▶ _GIVEN TEXT_
◇ ◇ ◇ ◇ ◇ ◇ ◇
In a spirited presentation to the St Elizabeth Municipal Corporation at its monthly meeting recently, Simms made it clear that while she would have a no-nonsense approach to fighting crime, she would not be relying solely on hard policing.

“I happen to be a very young superintendent,” said Simms, but “experience of 20 years and over has taught me that you cannot always go with hard policing. You must mix the strategies.”

Her approach includes getting the word out to people as to what is expected of them, in partnership with the police, to combat crime and keep order, she said.

“It is my belief that without the message and the communication we going to fail,” said Simms.

“The message must first be sent...and the message must be sent over and over, so that everybody understand... Law enforcement happens to be a partnership...” she said.

Her comments came in response to suggestions by former mayor of Black River and Jamaica Labour Party (JLP) councillor for the Pedro Plains Division, Jeremy Palmer , that police often appeared to be leaning backwards to accommodate wrongdoers.

Palmer voiced impatience with talk that police should be dialoguing and holding “conversations” with those such as transport operators who were consistently “breaking the law”. Such tolerance for “law breakers”, had led to chaos and disorder in town centres and made life easier for criminals who had carried out armed robberies amounting to millions of dollars in places like Santa Cruz in recent months, Palmer said.

“I listen to how many times you use the word conversation and dialogue, and I am saying that is what is wrong with law enforcement in Jamaica, police want to dialogue with the lawbreakers, we want to get consensus. That's not how law works,” Palmer told Simms.

He lamented that even violent criminals in the inner-city communities of Jamaica's urban centres were being facilitated by those who seemed inclined to negotiate with them, rather than enforce the law.

“As far as the law is concerned...I [law enforcer] am not supposed to come out there and ask you, 'Please obey the law.' That is what has gone wrong in Jamaica. We are dialoguing with everybody, even murderers in communities...We gone to August Town, or wherever, sitting down with these people, we don't even know who they are, we don't even know who in the audience. They may be killers...” he said.

“What we want is for order to be restored in the society. Order!” said Palmer.

However, a combative Simms appeared to suggest that while maintaining public order was a big challenge in Santa Cruz and elsewhere, local authorities, by their actions, at times contribute to disorder.

“I passed the Santa Cruz area and I saw a lady [vendor] hanging her clothes outside on a fence, but she has a licence (to operate there),” Simms told councillors.

“Now the police didn't give her a licence but we must police...” Simms said.

Municipal corporations provide permits for vendors in their areas of authority.

Simms argued that in such circumstances, the job of police personnel became even more difficult.

“If the watchman seeth the danger and call it not out, we fail,” she said.

Palmer argued that use of the “carrot” in policing must be accompanied by a “stick”. Law enforcers should “walk softly with a big stick”, he said.

Simms, formerly of the National Police College, took command of the St Elizabeth Police Division on June 1, replacing Superintendent Samuel Morgan, who had led the St Elizabeth police since July of last year.
◇ ◇ ◇ ◇ ◇ ◇ ◇
▶ _REQUEST_
Reproduce word for word the part of the policing article that opens with the words "Palmer voiced impatience" and closes with "Palmer told Simms.". The rows that come next are separate material with no connection to the policing article.

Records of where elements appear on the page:
◇ ◇ ◇ ◇ ◇ ◇ ◇
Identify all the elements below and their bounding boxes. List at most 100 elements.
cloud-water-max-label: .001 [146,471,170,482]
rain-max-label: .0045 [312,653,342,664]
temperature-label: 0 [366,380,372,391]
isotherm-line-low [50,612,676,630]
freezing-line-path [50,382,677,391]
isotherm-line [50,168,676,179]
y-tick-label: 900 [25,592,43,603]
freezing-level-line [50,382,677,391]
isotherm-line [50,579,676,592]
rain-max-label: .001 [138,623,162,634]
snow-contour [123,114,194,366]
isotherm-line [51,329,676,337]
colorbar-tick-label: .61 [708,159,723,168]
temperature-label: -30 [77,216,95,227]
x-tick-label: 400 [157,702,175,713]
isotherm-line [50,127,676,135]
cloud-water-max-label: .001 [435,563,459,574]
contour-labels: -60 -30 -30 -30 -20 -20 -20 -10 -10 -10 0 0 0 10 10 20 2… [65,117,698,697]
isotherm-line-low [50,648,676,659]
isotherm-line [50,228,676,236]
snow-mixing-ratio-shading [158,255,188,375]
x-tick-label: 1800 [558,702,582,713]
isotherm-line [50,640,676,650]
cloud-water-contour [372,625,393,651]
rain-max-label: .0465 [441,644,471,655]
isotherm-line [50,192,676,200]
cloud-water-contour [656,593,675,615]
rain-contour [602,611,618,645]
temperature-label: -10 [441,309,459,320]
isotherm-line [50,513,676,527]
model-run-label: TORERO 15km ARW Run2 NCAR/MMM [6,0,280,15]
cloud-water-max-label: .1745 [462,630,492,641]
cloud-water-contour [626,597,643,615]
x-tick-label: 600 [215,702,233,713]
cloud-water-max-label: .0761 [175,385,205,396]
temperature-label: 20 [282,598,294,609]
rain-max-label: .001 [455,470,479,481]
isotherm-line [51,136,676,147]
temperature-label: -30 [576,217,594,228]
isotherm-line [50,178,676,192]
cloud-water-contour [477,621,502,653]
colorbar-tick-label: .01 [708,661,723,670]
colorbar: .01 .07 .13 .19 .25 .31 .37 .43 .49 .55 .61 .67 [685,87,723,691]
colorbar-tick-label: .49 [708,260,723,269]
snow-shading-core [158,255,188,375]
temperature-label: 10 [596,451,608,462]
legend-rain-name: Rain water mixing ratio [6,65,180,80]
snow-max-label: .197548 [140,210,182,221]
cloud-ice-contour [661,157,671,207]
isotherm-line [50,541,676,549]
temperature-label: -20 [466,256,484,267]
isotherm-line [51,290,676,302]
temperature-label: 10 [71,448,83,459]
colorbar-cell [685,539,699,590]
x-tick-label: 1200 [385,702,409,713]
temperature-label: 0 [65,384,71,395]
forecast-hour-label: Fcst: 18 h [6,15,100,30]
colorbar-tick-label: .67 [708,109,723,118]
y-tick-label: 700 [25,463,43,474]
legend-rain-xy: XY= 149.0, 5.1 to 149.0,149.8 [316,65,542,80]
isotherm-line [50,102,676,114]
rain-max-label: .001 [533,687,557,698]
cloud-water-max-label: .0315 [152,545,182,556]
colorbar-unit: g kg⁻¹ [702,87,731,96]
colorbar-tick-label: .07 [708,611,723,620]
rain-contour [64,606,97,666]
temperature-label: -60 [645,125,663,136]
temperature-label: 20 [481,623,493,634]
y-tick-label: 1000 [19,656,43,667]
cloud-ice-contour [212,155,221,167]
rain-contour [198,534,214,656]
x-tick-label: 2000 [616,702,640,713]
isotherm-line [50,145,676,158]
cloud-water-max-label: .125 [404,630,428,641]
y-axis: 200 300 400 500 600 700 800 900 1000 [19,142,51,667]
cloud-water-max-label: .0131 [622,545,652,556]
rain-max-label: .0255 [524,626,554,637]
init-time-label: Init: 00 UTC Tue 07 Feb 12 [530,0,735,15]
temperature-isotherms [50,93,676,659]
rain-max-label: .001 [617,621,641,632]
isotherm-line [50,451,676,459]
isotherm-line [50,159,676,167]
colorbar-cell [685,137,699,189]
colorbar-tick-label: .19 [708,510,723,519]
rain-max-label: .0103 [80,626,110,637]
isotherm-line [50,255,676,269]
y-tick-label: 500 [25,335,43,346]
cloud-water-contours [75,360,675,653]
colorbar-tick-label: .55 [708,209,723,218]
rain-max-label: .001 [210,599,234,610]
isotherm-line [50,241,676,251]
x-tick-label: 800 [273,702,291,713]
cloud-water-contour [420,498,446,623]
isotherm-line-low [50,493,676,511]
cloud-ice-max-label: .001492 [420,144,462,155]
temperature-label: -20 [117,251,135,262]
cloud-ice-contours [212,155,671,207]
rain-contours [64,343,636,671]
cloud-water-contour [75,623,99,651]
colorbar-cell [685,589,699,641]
◇ ◇ ◇ ◇ ◇ ◇ ◇
▶ _ANSWER TO THIS PROBLEM_
Palmer voiced impatience with talk that police should be dialoguing and holding “conversations” with those such as transport operators who were consistently “breaking the law”. Such tolerance for “law breakers”, had led to chaos and disorder in town centres and made life easier for criminals who had carried out armed robberies amounting to millions of dollars in places like Santa Cruz in recent months, Palmer said.

“I listen to how many times you use the word conversation and dialogue, and I am saying that is what is wrong with law enforcement in Jamaica, police want to dialogue with the lawbreakers, we want to get consensus. That's not how law works,” Palmer told Simms.